Work instructions ->
Each line below should be retyped exactly, with no pictures.

Input records ->
▽

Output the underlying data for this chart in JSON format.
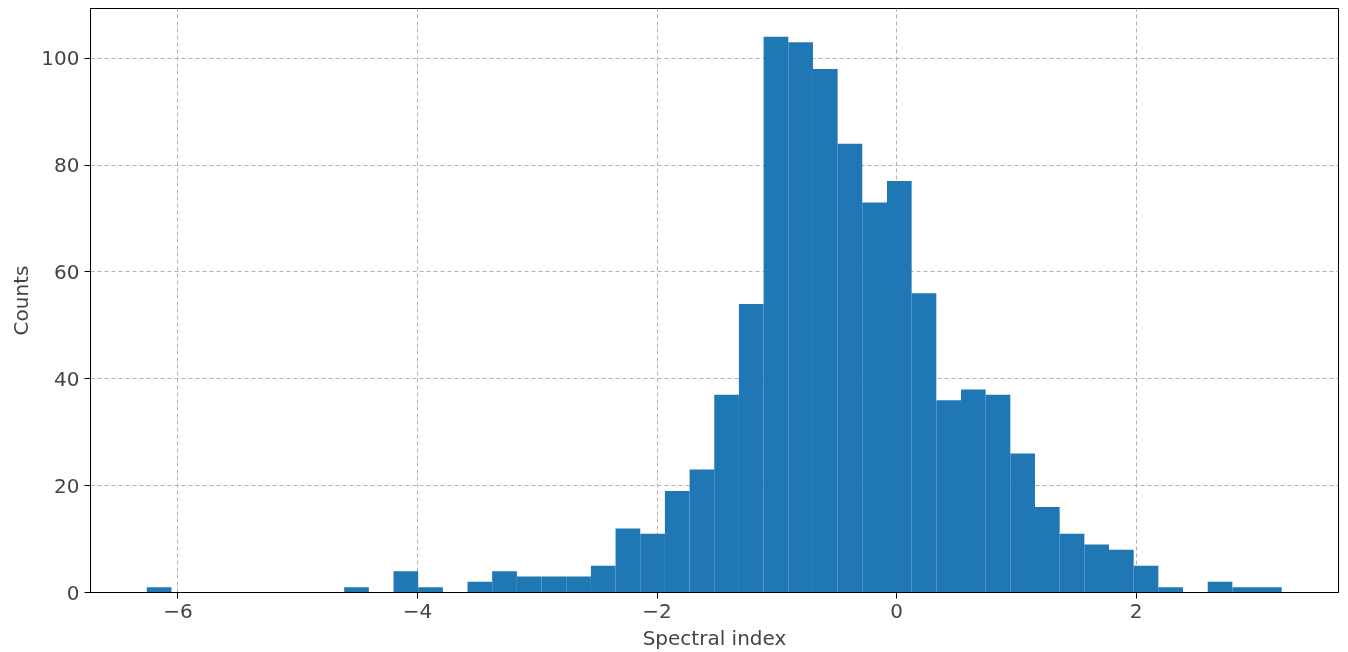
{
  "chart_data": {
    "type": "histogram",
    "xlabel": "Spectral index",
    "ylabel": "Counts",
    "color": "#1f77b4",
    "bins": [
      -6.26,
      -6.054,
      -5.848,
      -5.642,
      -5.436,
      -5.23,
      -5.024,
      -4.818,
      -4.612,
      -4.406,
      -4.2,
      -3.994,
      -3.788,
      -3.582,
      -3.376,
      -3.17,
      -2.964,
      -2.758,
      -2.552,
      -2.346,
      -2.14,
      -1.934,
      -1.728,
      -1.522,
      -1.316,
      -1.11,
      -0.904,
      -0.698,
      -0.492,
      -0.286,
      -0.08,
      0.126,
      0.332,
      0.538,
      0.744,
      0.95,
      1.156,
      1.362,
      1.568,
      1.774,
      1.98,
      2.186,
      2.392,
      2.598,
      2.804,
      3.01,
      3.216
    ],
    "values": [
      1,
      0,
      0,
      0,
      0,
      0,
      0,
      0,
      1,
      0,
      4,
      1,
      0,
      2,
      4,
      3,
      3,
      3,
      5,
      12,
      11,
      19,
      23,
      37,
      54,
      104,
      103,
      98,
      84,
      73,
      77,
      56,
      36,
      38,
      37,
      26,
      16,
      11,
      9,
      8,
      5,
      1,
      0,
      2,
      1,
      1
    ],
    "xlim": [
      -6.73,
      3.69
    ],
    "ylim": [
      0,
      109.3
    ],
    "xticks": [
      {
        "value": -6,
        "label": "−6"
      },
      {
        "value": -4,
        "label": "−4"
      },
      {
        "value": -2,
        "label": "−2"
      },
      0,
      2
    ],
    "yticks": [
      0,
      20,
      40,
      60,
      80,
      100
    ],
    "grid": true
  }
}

△

Worked solution ->
Output the underlying data for this chart in JSON format.
{
  "chart_data": {
    "type": "histogram",
    "xlabel": "Spectral index",
    "ylabel": "Counts",
    "color": "#1f77b4",
    "bins": [
      -6.26,
      -6.054,
      -5.848,
      -5.642,
      -5.436,
      -5.23,
      -5.024,
      -4.818,
      -4.612,
      -4.406,
      -4.2,
      -3.994,
      -3.788,
      -3.582,
      -3.376,
      -3.17,
      -2.964,
      -2.758,
      -2.552,
      -2.346,
      -2.14,
      -1.934,
      -1.728,
      -1.522,
      -1.316,
      -1.11,
      -0.904,
      -0.698,
      -0.492,
      -0.286,
      -0.08,
      0.126,
      0.332,
      0.538,
      0.744,
      0.95,
      1.156,
      1.362,
      1.568,
      1.774,
      1.98,
      2.186,
      2.392,
      2.598,
      2.804,
      3.01,
      3.216
    ],
    "values": [
      1,
      0,
      0,
      0,
      0,
      0,
      0,
      0,
      1,
      0,
      4,
      1,
      0,
      2,
      4,
      3,
      3,
      3,
      5,
      12,
      11,
      19,
      23,
      37,
      54,
      104,
      103,
      98,
      84,
      73,
      77,
      56,
      36,
      38,
      37,
      26,
      16,
      11,
      9,
      8,
      5,
      1,
      0,
      2,
      1,
      1
    ],
    "xlim": [
      -6.73,
      3.69
    ],
    "ylim": [
      0,
      109.3
    ],
    "xticks": [
      {
        "value": -6,
        "label": "−6"
      },
      {
        "value": -4,
        "label": "−4"
      },
      {
        "value": -2,
        "label": "−2"
      },
      0,
      2
    ],
    "yticks": [
      0,
      20,
      40,
      60,
      80,
      100
    ],
    "grid": true
  }
}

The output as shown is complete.